Request - In the material below, count the lines with the word "άρθρου" and state that number only.

Dataset entries -
-- begin --

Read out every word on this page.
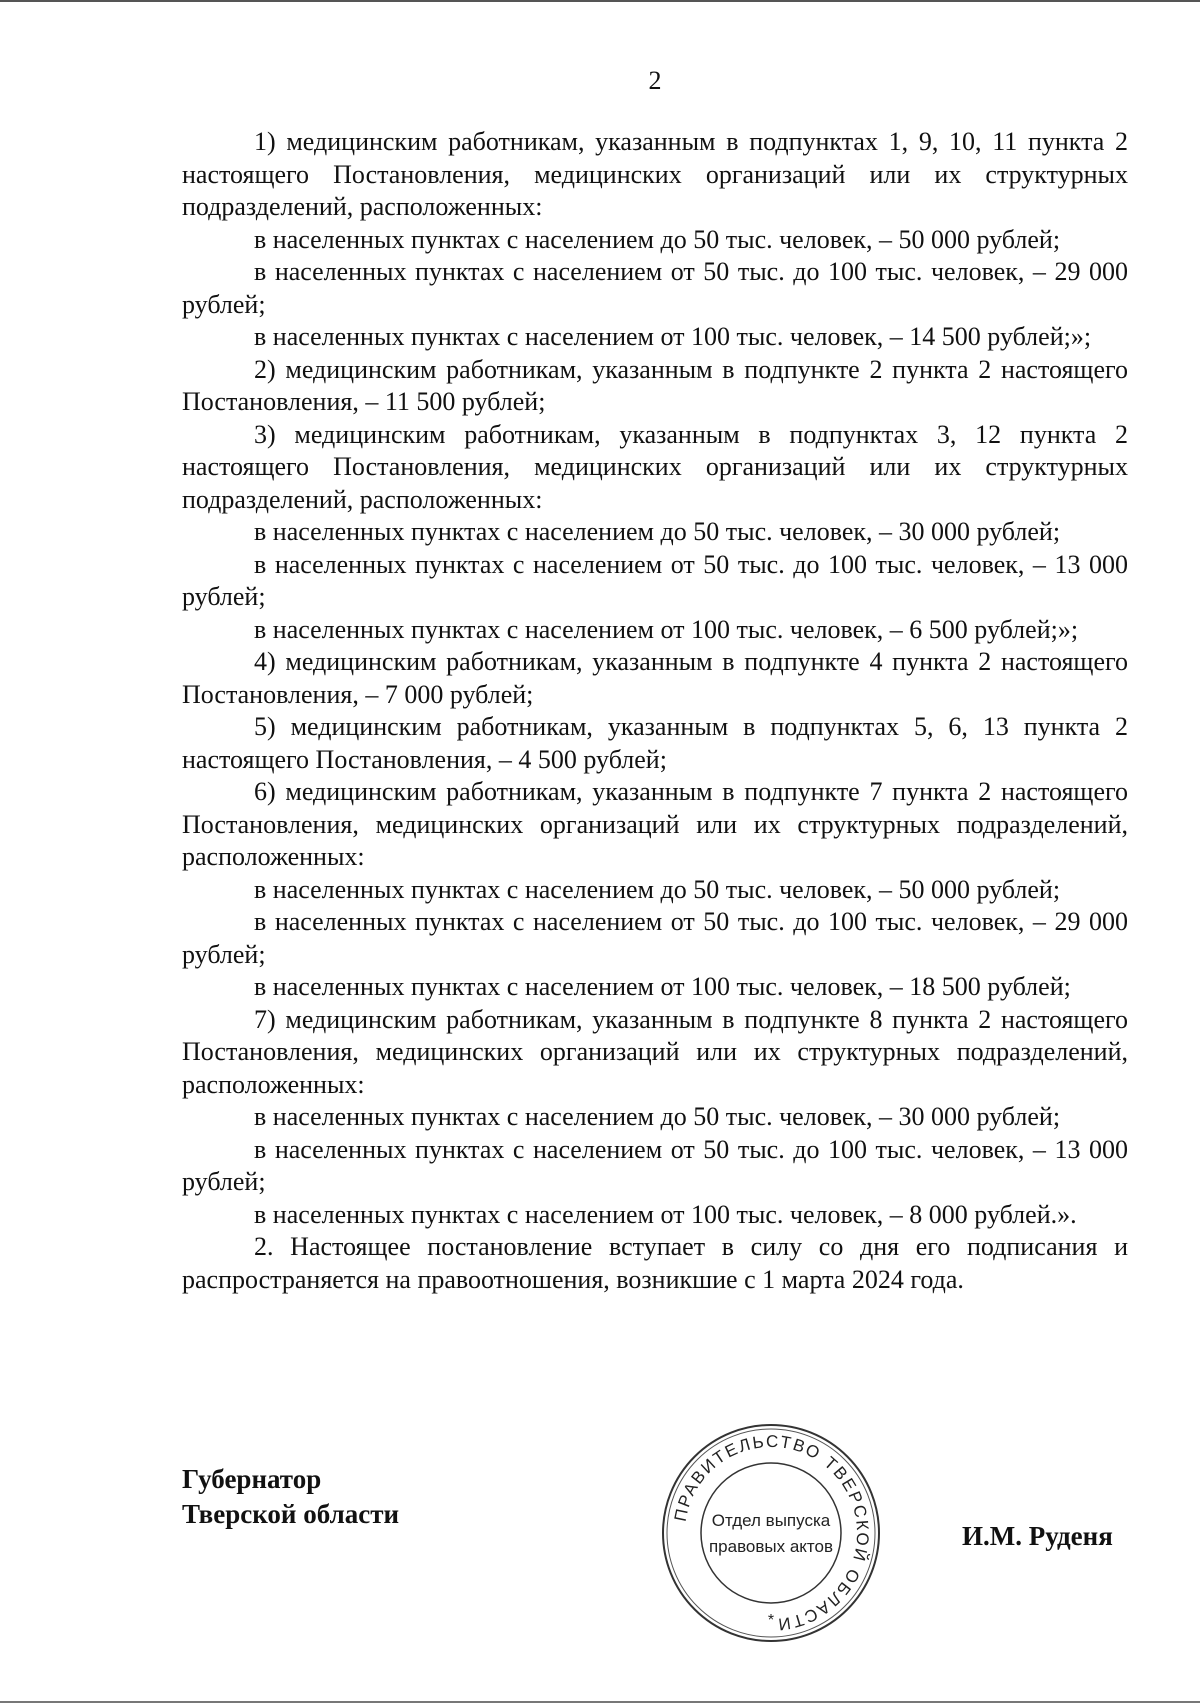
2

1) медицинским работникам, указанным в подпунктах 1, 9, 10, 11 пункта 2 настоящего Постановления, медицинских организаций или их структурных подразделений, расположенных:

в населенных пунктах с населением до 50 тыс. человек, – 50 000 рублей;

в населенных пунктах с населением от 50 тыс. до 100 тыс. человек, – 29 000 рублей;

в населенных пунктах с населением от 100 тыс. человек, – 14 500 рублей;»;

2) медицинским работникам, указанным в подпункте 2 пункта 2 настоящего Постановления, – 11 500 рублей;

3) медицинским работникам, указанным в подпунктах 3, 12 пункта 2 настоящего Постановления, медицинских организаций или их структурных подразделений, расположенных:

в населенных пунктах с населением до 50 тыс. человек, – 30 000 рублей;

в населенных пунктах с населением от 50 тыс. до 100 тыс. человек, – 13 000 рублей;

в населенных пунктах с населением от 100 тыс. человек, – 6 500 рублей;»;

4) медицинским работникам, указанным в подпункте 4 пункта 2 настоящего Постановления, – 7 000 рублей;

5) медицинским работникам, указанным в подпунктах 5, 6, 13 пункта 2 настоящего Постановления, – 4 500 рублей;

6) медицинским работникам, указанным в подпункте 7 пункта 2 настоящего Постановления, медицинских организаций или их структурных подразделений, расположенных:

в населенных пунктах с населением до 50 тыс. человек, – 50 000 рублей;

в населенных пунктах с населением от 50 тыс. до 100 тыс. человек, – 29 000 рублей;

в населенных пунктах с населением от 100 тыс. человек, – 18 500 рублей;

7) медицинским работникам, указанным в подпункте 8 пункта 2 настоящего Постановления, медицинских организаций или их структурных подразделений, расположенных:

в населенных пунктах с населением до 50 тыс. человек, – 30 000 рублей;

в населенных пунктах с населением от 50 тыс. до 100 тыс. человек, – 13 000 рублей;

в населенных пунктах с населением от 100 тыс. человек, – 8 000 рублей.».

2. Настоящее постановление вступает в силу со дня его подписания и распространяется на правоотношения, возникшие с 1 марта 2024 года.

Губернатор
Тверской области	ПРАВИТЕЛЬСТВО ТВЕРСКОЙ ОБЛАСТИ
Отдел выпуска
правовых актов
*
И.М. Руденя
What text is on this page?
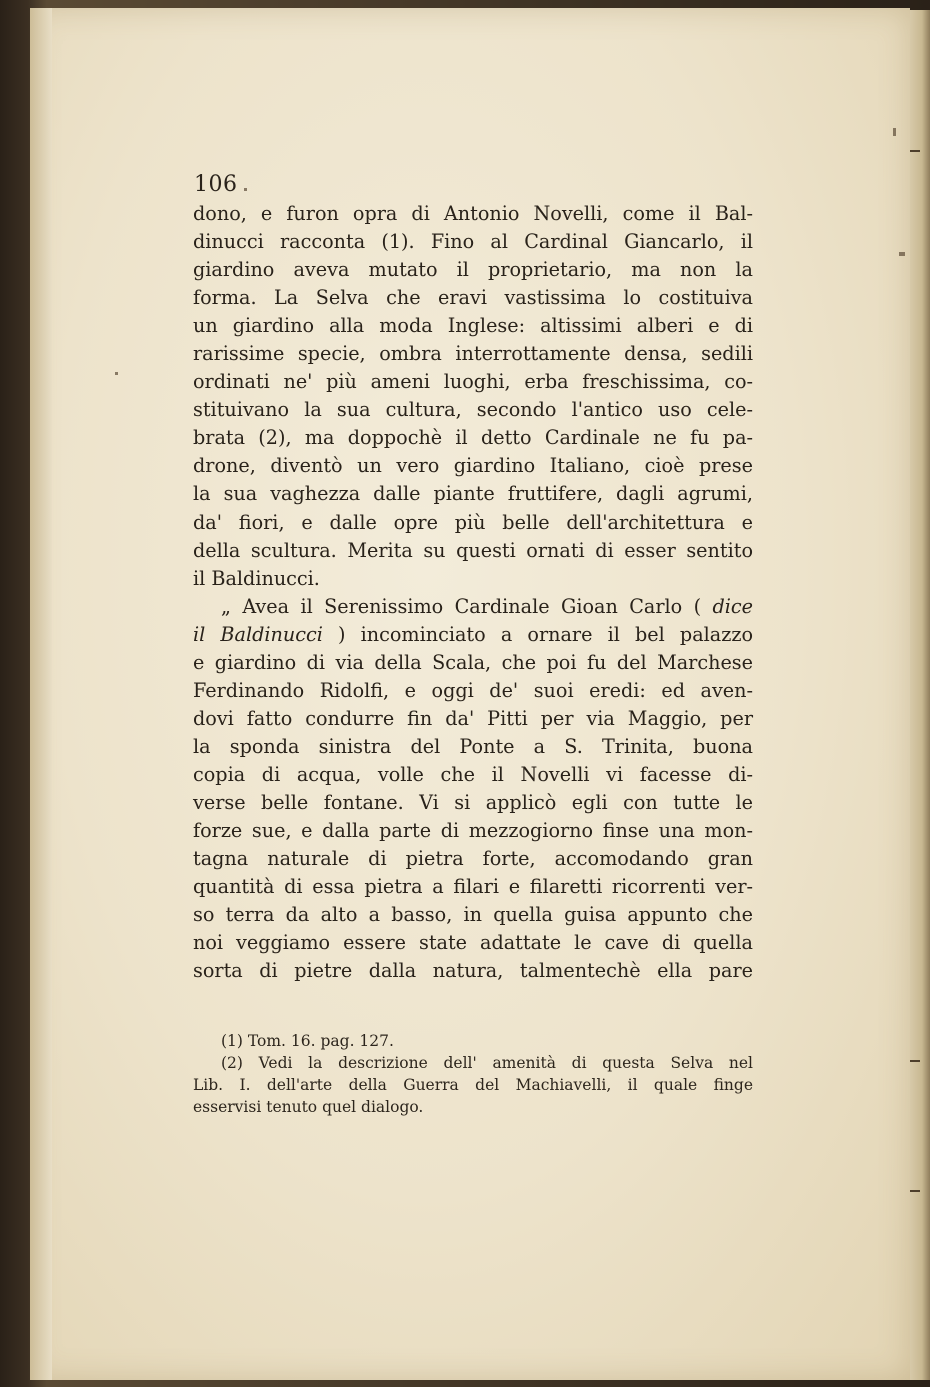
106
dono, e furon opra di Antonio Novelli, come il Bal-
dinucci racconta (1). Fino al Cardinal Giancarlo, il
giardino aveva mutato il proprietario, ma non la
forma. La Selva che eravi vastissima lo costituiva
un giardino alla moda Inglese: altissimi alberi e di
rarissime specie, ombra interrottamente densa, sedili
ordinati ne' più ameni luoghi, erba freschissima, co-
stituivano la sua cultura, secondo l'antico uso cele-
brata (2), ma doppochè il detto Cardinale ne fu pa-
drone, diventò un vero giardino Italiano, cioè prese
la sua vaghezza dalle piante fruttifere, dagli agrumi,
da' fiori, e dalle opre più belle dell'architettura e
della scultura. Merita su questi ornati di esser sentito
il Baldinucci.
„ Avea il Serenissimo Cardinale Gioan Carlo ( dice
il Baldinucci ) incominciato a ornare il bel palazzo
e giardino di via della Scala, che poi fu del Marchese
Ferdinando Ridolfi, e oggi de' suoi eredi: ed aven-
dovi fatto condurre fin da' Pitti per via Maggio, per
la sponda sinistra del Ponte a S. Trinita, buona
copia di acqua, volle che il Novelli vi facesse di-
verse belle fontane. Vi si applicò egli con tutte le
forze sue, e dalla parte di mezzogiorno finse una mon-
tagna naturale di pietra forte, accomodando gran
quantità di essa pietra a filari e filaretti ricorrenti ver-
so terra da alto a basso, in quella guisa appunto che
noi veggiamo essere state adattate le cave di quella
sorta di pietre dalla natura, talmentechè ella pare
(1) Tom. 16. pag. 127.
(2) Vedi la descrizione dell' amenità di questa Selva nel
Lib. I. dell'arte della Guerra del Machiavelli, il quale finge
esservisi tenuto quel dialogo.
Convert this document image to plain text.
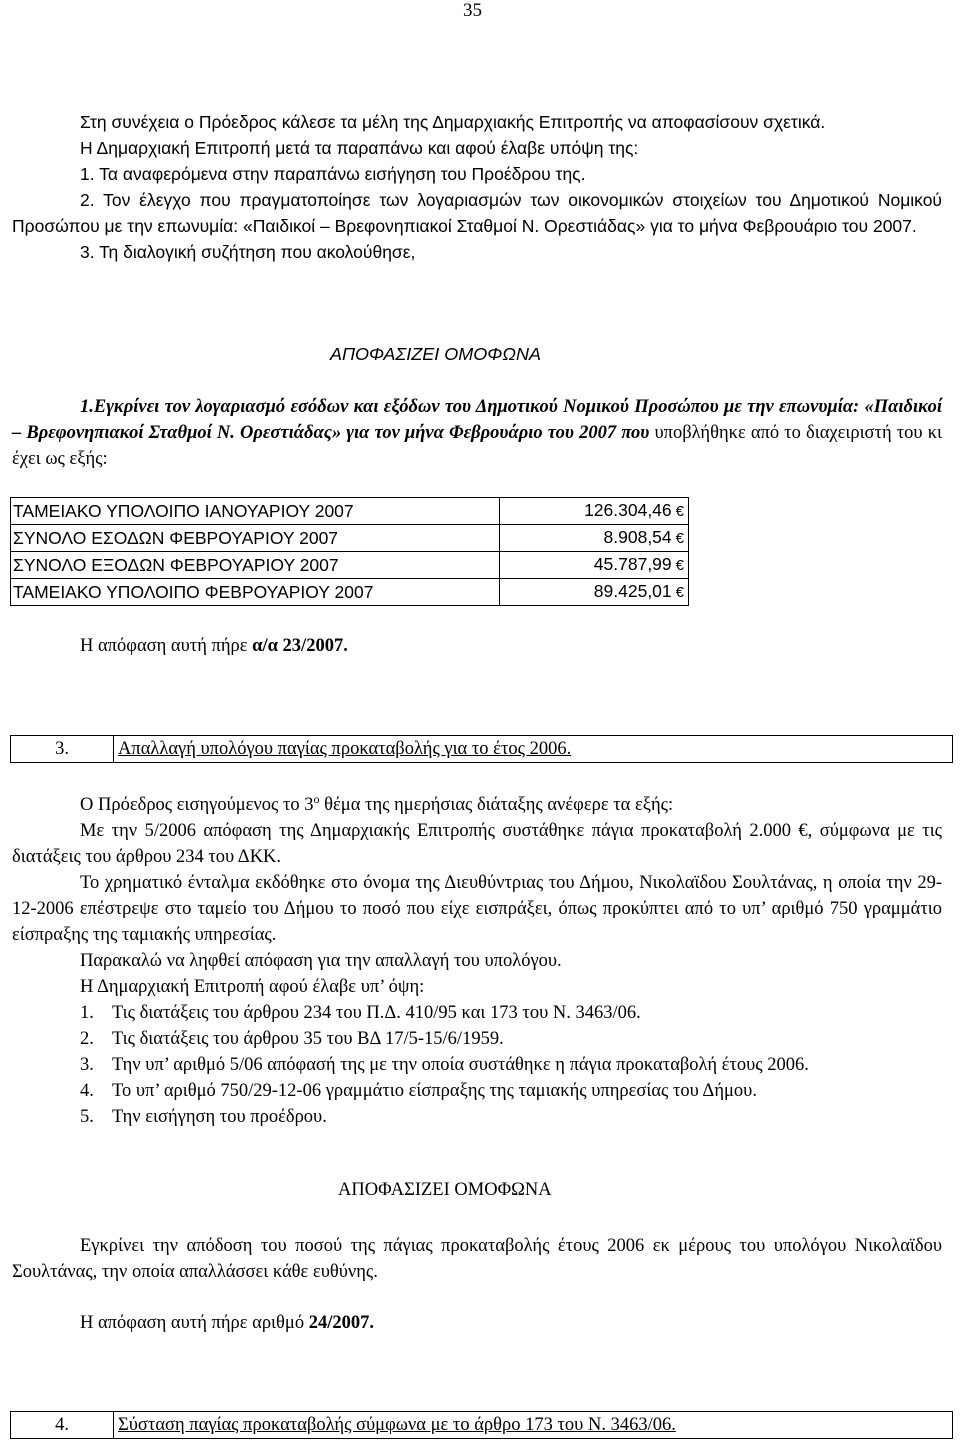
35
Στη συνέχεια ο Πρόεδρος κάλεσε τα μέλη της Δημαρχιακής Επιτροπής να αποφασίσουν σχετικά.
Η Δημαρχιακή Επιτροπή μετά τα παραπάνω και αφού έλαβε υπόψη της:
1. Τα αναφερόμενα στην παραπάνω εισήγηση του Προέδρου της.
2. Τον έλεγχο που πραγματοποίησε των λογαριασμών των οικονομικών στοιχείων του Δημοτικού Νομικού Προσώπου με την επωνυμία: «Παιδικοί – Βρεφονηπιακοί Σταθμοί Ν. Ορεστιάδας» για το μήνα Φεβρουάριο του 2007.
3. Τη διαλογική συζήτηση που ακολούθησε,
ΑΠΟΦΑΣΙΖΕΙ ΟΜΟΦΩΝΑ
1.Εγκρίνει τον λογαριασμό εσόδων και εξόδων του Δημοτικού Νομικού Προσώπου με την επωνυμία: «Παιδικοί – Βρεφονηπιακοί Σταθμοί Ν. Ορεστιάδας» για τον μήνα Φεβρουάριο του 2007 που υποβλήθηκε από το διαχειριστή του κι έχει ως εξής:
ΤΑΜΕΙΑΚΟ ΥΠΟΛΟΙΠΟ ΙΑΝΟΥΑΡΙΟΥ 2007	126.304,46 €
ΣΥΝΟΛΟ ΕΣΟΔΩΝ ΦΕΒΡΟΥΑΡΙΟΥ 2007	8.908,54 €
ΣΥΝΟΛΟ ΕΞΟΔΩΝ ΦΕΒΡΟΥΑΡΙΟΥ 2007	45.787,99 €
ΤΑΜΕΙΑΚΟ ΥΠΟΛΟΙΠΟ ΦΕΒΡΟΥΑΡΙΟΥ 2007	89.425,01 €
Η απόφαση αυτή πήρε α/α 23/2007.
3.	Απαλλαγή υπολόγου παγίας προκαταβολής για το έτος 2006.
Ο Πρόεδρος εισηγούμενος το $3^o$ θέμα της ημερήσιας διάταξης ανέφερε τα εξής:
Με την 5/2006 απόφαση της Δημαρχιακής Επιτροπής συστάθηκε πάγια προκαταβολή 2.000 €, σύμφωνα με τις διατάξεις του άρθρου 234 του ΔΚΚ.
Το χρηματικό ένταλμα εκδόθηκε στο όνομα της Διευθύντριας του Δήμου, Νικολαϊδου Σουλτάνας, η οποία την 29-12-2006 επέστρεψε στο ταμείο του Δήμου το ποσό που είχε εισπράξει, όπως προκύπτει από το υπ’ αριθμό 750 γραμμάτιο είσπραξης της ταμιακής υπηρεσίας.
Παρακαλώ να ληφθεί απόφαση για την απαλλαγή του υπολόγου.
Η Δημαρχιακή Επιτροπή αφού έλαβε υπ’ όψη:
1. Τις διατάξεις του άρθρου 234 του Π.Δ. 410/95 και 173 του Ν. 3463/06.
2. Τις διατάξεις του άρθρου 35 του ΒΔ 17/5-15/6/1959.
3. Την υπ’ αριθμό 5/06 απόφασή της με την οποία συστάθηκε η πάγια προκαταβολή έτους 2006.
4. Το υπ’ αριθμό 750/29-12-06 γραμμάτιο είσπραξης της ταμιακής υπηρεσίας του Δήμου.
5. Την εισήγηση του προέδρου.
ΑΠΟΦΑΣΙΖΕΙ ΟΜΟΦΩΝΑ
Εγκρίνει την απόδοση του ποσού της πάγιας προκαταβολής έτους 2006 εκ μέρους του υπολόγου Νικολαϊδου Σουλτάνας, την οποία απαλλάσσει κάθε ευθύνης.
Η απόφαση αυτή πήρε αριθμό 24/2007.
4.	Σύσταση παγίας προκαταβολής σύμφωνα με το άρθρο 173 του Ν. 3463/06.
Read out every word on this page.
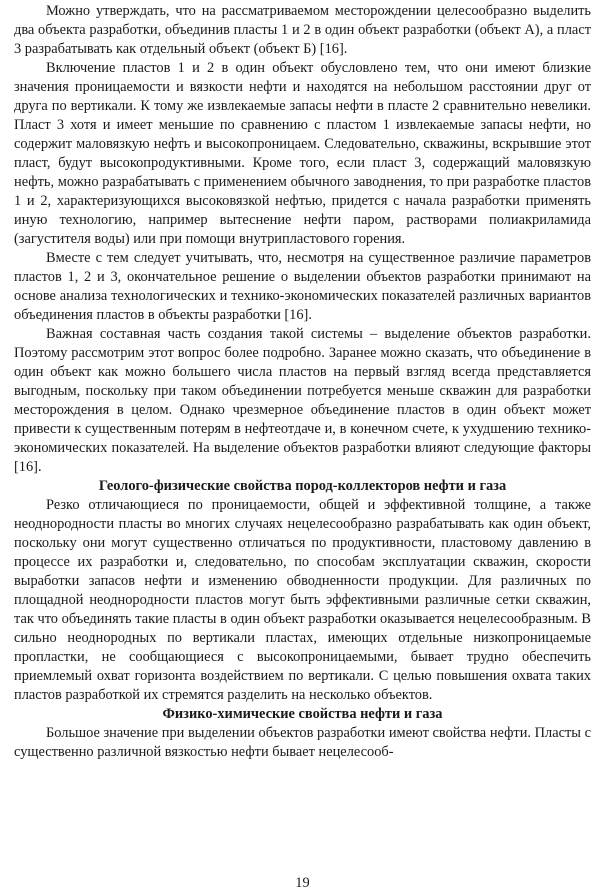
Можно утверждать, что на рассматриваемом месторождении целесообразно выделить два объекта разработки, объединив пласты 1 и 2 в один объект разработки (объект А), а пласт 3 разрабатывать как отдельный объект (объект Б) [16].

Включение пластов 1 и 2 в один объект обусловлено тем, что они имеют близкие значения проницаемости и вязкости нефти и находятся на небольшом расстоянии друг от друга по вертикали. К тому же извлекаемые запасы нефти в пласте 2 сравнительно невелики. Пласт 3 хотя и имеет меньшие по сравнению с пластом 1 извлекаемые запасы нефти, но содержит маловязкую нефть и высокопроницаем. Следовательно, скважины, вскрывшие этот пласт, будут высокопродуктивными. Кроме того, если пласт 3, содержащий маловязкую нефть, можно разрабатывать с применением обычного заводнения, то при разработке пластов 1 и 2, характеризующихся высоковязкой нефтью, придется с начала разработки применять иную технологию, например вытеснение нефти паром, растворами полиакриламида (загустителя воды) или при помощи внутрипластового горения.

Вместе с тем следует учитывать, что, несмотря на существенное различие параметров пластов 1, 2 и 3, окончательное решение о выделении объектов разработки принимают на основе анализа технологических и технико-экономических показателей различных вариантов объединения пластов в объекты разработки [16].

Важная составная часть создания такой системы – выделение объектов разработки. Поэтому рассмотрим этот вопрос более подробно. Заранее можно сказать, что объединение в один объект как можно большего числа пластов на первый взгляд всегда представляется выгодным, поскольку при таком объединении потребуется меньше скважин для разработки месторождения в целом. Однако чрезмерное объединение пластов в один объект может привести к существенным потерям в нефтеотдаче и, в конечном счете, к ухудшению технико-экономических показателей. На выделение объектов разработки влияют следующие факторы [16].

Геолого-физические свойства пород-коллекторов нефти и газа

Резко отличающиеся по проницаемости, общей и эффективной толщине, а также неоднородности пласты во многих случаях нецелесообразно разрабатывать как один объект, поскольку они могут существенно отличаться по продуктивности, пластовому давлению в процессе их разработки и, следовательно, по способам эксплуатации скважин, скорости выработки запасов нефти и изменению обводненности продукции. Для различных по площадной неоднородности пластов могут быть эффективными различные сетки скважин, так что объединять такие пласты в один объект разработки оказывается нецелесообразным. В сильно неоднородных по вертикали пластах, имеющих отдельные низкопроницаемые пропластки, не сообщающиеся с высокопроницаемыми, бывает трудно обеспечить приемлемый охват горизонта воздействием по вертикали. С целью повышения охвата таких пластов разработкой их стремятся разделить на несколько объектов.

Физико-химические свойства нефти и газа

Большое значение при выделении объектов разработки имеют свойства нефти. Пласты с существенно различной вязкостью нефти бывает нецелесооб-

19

-- end --

Solution below - 3